Data records ▸
┌────────

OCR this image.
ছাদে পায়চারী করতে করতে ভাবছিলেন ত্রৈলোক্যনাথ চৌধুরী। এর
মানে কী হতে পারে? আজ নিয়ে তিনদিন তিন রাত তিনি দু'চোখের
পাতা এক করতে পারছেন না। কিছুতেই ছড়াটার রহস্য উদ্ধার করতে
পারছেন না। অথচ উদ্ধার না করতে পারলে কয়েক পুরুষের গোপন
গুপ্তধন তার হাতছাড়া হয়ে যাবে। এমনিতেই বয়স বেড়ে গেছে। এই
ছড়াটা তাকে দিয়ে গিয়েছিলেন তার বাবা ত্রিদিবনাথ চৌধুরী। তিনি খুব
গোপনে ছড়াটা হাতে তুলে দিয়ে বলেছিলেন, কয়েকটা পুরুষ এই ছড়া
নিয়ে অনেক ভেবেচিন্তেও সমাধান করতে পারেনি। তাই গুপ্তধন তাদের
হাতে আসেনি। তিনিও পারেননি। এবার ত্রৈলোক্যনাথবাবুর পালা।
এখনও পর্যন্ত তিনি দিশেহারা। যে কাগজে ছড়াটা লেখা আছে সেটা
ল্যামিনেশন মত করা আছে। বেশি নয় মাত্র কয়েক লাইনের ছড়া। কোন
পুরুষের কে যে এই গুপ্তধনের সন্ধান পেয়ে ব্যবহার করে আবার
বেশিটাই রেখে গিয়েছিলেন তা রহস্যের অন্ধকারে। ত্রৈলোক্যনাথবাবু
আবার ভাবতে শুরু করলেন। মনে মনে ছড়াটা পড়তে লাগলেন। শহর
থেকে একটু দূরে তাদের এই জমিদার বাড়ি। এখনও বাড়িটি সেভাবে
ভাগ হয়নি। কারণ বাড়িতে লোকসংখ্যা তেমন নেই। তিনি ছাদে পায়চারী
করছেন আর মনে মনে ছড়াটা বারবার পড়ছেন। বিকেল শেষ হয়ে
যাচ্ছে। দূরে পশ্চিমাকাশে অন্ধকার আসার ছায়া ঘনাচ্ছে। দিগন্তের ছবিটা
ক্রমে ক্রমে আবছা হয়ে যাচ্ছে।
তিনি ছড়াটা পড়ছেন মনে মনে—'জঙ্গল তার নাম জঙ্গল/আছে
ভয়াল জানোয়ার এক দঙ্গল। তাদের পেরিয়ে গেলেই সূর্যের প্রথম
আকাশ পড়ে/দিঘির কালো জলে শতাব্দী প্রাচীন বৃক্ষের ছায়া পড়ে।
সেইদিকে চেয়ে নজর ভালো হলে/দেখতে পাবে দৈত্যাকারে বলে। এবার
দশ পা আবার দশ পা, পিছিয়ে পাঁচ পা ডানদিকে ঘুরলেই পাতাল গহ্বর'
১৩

└────────

Locate all lines that include the word "এখনও" and copy them out.

The response ▸
এখনও পর্যন্ত তিনি দিশেহারা। যে কাগজে ছড়াটা লেখা আছে সেটা
থেকে একটু দূরে তাদের এই জমিদার বাড়ি। এখনও বাড়িটি সেভাবে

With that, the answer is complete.